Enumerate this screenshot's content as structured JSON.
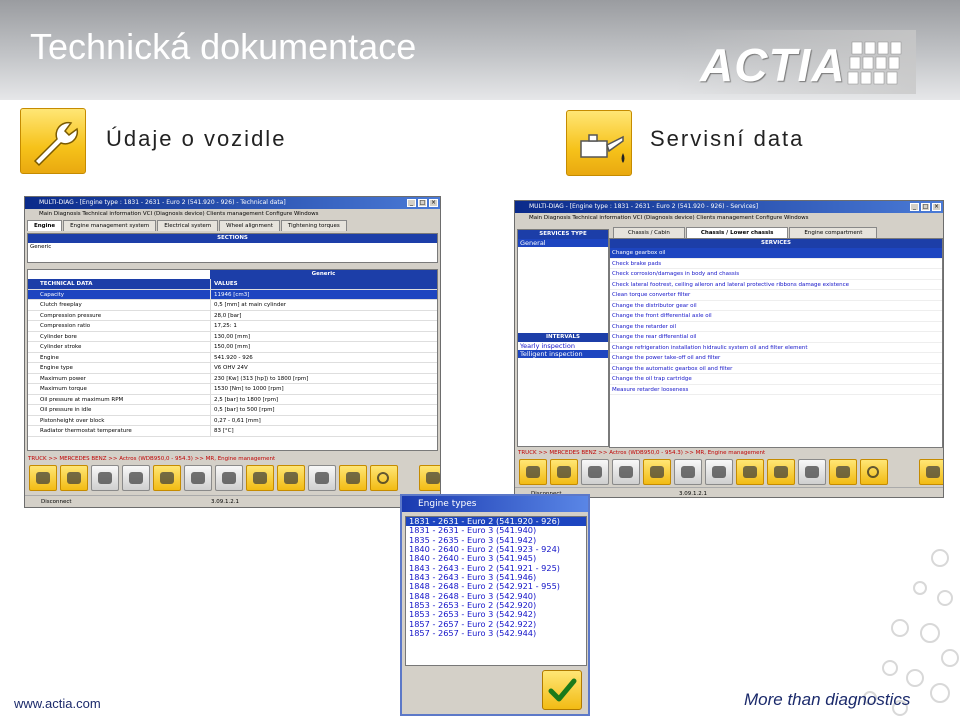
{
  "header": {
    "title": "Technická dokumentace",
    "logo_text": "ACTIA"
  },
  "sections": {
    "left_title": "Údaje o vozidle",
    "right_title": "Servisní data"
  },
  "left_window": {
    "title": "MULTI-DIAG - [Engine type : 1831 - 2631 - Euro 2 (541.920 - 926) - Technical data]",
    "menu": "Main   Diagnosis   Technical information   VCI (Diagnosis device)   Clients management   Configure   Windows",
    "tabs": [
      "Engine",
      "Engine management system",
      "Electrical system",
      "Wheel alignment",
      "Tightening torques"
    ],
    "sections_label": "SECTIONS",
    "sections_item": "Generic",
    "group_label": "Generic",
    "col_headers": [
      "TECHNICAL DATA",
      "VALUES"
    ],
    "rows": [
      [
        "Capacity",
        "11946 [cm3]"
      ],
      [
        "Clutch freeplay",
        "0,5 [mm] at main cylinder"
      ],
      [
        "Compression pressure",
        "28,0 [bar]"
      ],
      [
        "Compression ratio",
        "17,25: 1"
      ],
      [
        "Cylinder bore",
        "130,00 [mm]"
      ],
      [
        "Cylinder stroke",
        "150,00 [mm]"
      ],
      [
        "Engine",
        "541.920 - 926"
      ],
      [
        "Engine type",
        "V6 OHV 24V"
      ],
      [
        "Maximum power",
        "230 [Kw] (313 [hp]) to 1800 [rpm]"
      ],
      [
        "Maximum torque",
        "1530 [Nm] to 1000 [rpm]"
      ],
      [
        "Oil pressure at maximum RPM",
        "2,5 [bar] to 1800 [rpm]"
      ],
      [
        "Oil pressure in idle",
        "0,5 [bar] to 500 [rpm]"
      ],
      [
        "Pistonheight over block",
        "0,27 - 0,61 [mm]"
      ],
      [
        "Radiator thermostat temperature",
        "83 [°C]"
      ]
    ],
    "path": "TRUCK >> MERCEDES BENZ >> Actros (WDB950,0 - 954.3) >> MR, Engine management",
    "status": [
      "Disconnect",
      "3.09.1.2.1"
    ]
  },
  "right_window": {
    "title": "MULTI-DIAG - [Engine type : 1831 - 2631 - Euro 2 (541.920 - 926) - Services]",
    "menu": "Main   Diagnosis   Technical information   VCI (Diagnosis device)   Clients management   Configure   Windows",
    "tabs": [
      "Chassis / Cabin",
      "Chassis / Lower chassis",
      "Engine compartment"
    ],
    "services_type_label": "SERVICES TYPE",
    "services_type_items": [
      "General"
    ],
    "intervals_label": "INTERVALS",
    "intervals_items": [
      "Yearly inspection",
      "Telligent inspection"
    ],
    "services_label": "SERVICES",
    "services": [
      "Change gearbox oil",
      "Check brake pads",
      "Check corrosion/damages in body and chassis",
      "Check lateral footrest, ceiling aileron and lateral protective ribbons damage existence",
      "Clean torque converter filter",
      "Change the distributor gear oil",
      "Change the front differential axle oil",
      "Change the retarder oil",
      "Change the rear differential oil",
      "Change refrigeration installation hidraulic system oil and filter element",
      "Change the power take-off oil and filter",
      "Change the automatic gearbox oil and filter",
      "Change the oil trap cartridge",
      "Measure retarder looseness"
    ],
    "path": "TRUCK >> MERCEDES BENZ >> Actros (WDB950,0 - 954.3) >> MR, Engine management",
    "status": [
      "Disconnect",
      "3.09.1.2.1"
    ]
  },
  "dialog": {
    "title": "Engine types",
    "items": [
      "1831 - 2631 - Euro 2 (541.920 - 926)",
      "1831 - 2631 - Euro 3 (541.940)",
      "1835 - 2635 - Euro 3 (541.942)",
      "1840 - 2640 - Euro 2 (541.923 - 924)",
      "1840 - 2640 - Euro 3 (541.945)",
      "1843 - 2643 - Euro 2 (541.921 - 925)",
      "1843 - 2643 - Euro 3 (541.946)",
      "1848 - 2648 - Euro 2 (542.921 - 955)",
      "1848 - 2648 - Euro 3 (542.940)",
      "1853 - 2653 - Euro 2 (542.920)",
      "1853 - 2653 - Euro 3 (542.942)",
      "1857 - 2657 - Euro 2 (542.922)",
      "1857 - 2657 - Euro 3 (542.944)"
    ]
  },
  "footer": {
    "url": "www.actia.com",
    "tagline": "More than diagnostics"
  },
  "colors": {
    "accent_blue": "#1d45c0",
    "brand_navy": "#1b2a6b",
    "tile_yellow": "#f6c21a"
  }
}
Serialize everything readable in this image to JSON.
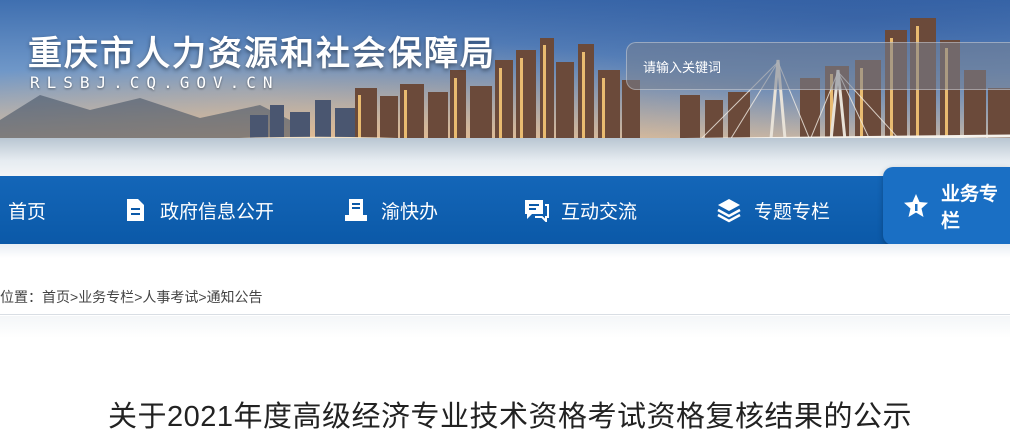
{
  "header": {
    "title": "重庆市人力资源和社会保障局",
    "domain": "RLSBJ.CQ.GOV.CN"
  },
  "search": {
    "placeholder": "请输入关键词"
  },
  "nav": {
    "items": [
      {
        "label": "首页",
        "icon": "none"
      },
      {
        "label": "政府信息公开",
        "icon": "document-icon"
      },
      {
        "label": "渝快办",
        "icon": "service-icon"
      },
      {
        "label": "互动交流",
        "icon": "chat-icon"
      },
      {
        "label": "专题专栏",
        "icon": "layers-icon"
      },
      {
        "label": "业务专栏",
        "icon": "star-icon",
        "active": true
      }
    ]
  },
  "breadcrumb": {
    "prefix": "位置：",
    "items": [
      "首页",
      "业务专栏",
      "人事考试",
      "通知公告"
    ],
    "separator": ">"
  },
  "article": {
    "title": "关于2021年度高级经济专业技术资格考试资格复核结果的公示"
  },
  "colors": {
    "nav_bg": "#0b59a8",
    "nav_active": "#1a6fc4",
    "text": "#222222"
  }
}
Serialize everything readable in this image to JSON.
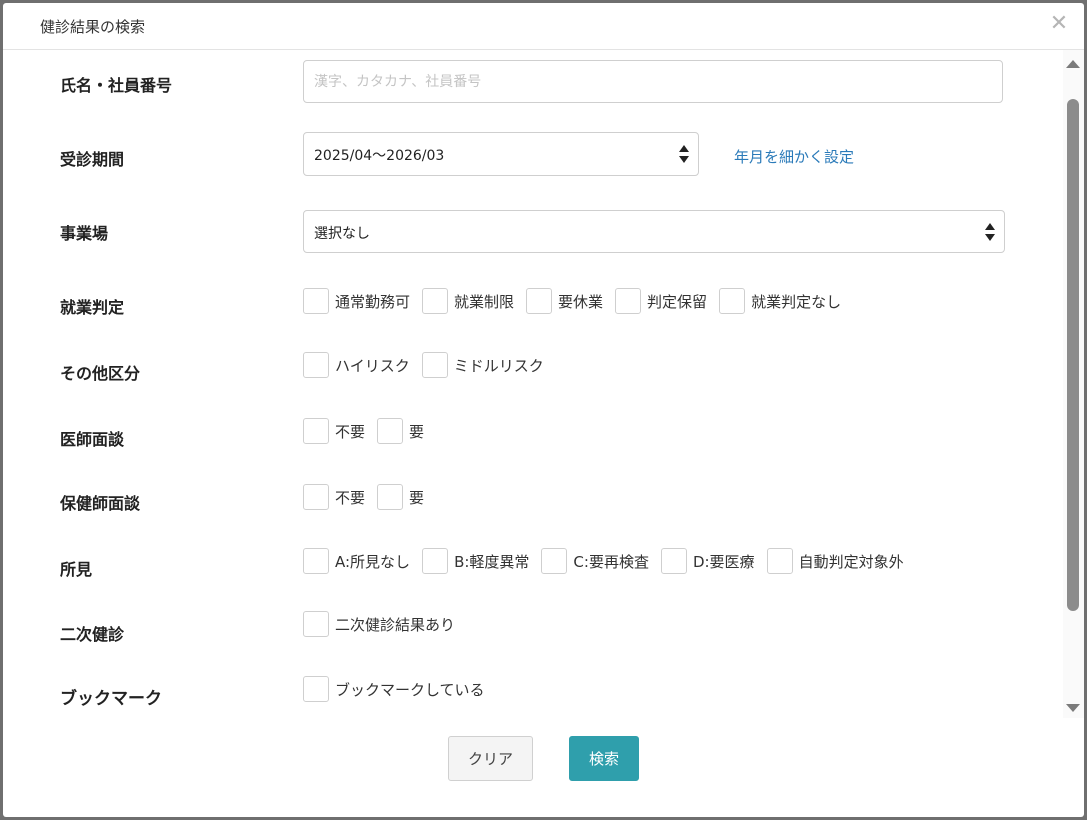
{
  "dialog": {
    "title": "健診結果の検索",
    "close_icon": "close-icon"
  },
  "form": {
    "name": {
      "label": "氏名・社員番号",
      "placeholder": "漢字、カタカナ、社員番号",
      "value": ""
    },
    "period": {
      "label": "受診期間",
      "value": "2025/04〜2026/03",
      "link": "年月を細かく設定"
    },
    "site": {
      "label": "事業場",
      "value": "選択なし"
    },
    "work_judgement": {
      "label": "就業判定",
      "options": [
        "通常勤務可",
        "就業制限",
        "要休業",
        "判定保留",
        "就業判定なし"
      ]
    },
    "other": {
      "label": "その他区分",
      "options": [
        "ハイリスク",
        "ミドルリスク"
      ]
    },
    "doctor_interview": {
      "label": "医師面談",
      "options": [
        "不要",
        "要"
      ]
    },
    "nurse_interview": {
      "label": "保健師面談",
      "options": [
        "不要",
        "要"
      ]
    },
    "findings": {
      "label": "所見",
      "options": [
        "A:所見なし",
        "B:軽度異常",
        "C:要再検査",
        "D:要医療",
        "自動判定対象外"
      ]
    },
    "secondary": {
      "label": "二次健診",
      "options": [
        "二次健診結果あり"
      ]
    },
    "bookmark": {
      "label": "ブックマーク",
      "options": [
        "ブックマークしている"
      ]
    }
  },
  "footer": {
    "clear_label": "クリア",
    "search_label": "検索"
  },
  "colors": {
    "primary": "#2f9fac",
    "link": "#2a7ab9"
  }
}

* * * *

The pictures in the entries should be left out; output everything else exactly.

* _THE RESPONSE_:
Enumerate this screenshot's content as structured JSON.
{
  "header": {
    "title": "Technická dokumentace",
    "logo_text": "ACTIA"
  },
  "sections": {
    "left_title": "Údaje o vozidle",
    "right_title": "Servisní data"
  },
  "left_window": {
    "title": "MULTI-DIAG - [Engine type : 1831 - 2631 - Euro 2 (541.920 - 926) - Technical data]",
    "menu": "Main   Diagnosis   Technical information   VCI (Diagnosis device)   Clients management   Configure   Windows",
    "tabs": [
      "Engine",
      "Engine management system",
      "Electrical system",
      "Wheel alignment",
      "Tightening torques"
    ],
    "sections_label": "SECTIONS",
    "sections_item": "Generic",
    "group_label": "Generic",
    "col_headers": [
      "TECHNICAL DATA",
      "VALUES"
    ],
    "rows": [
      [
        "Capacity",
        "11946 [cm3]"
      ],
      [
        "Clutch freeplay",
        "0,5 [mm] at main cylinder"
      ],
      [
        "Compression pressure",
        "28,0 [bar]"
      ],
      [
        "Compression ratio",
        "17,25: 1"
      ],
      [
        "Cylinder bore",
        "130,00 [mm]"
      ],
      [
        "Cylinder stroke",
        "150,00 [mm]"
      ],
      [
        "Engine",
        "541.920 - 926"
      ],
      [
        "Engine type",
        "V6 OHV 24V"
      ],
      [
        "Maximum power",
        "230 [Kw] (313 [hp]) to 1800 [rpm]"
      ],
      [
        "Maximum torque",
        "1530 [Nm] to 1000 [rpm]"
      ],
      [
        "Oil pressure at maximum RPM",
        "2,5 [bar] to 1800 [rpm]"
      ],
      [
        "Oil pressure in idle",
        "0,5 [bar] to 500 [rpm]"
      ],
      [
        "Pistonheight over block",
        "0,27 - 0,61 [mm]"
      ],
      [
        "Radiator thermostat temperature",
        "83 [°C]"
      ]
    ],
    "path": "TRUCK >> MERCEDES BENZ >> Actros (WDB950,0 - 954.3) >> MR, Engine management",
    "status": [
      "Disconnect",
      "3.09.1.2.1"
    ]
  },
  "right_window": {
    "title": "MULTI-DIAG - [Engine type : 1831 - 2631 - Euro 2 (541.920 - 926) - Services]",
    "menu": "Main   Diagnosis   Technical information   VCI (Diagnosis device)   Clients management   Configure   Windows",
    "tabs": [
      "Chassis / Cabin",
      "Chassis / Lower chassis",
      "Engine compartment"
    ],
    "services_type_label": "SERVICES TYPE",
    "services_type_items": [
      "General"
    ],
    "intervals_label": "INTERVALS",
    "intervals_items": [
      "Yearly inspection",
      "Telligent inspection"
    ],
    "services_label": "SERVICES",
    "services": [
      "Change gearbox oil",
      "Check brake pads",
      "Check corrosion/damages in body and chassis",
      "Check lateral footrest, ceiling aileron and lateral protective ribbons damage existence",
      "Clean torque converter filter",
      "Change the distributor gear oil",
      "Change the front differential axle oil",
      "Change the retarder oil",
      "Change the rear differential oil",
      "Change refrigeration installation hidraulic system oil and filter element",
      "Change the power take-off oil and filter",
      "Change the automatic gearbox oil and filter",
      "Change the oil trap cartridge",
      "Measure retarder looseness"
    ],
    "path": "TRUCK >> MERCEDES BENZ >> Actros (WDB950,0 - 954.3) >> MR, Engine management",
    "status": [
      "Disconnect",
      "3.09.1.2.1"
    ]
  },
  "dialog": {
    "title": "Engine types",
    "items": [
      "1831 - 2631 - Euro 2 (541.920 - 926)",
      "1831 - 2631 - Euro 3 (541.940)",
      "1835 - 2635 - Euro 3 (541.942)",
      "1840 - 2640 - Euro 2 (541.923 - 924)",
      "1840 - 2640 - Euro 3 (541.945)",
      "1843 - 2643 - Euro 2 (541.921 - 925)",
      "1843 - 2643 - Euro 3 (541.946)",
      "1848 - 2648 - Euro 2 (542.921 - 955)",
      "1848 - 2648 - Euro 3 (542.940)",
      "1853 - 2653 - Euro 2 (542.920)",
      "1853 - 2653 - Euro 3 (542.942)",
      "1857 - 2657 - Euro 2 (542.922)",
      "1857 - 2657 - Euro 3 (542.944)"
    ]
  },
  "footer": {
    "url": "www.actia.com",
    "tagline": "More than diagnostics"
  },
  "colors": {
    "accent_blue": "#1d45c0",
    "brand_navy": "#1b2a6b",
    "tile_yellow": "#f6c21a"
  }
}
Serialize everything readable in this image to JSON.
{
  "header": {
    "title": "重庆市人力资源和社会保障局",
    "domain": "RLSBJ.CQ.GOV.CN"
  },
  "search": {
    "placeholder": "请输入关键词"
  },
  "nav": {
    "items": [
      {
        "label": "首页",
        "icon": "none"
      },
      {
        "label": "政府信息公开",
        "icon": "document-icon"
      },
      {
        "label": "渝快办",
        "icon": "service-icon"
      },
      {
        "label": "互动交流",
        "icon": "chat-icon"
      },
      {
        "label": "专题专栏",
        "icon": "layers-icon"
      },
      {
        "label": "业务专栏",
        "icon": "star-icon",
        "active": true
      }
    ]
  },
  "breadcrumb": {
    "prefix": "位置：",
    "items": [
      "首页",
      "业务专栏",
      "人事考试",
      "通知公告"
    ],
    "separator": ">"
  },
  "article": {
    "title": "关于2021年度高级经济专业技术资格考试资格复核结果的公示"
  },
  "colors": {
    "nav_bg": "#0b59a8",
    "nav_active": "#1a6fc4",
    "text": "#222222"
  }
}
Serialize everything readable in this image to JSON.
{
  "dialog": {
    "title": "健診結果の検索",
    "close_icon": "close-icon"
  },
  "form": {
    "name": {
      "label": "氏名・社員番号",
      "placeholder": "漢字、カタカナ、社員番号",
      "value": ""
    },
    "period": {
      "label": "受診期間",
      "value": "2025/04〜2026/03",
      "link": "年月を細かく設定"
    },
    "site": {
      "label": "事業場",
      "value": "選択なし"
    },
    "work_judgement": {
      "label": "就業判定",
      "options": [
        "通常勤務可",
        "就業制限",
        "要休業",
        "判定保留",
        "就業判定なし"
      ]
    },
    "other": {
      "label": "その他区分",
      "options": [
        "ハイリスク",
        "ミドルリスク"
      ]
    },
    "doctor_interview": {
      "label": "医師面談",
      "options": [
        "不要",
        "要"
      ]
    },
    "nurse_interview": {
      "label": "保健師面談",
      "options": [
        "不要",
        "要"
      ]
    },
    "findings": {
      "label": "所見",
      "options": [
        "A:所見なし",
        "B:軽度異常",
        "C:要再検査",
        "D:要医療",
        "自動判定対象外"
      ]
    },
    "secondary": {
      "label": "二次健診",
      "options": [
        "二次健診結果あり"
      ]
    },
    "bookmark": {
      "label": "ブックマーク",
      "options": [
        "ブックマークしている"
      ]
    }
  },
  "footer": {
    "clear_label": "クリア",
    "search_label": "検索"
  },
  "colors": {
    "primary": "#2f9fac",
    "link": "#2a7ab9"
  }
}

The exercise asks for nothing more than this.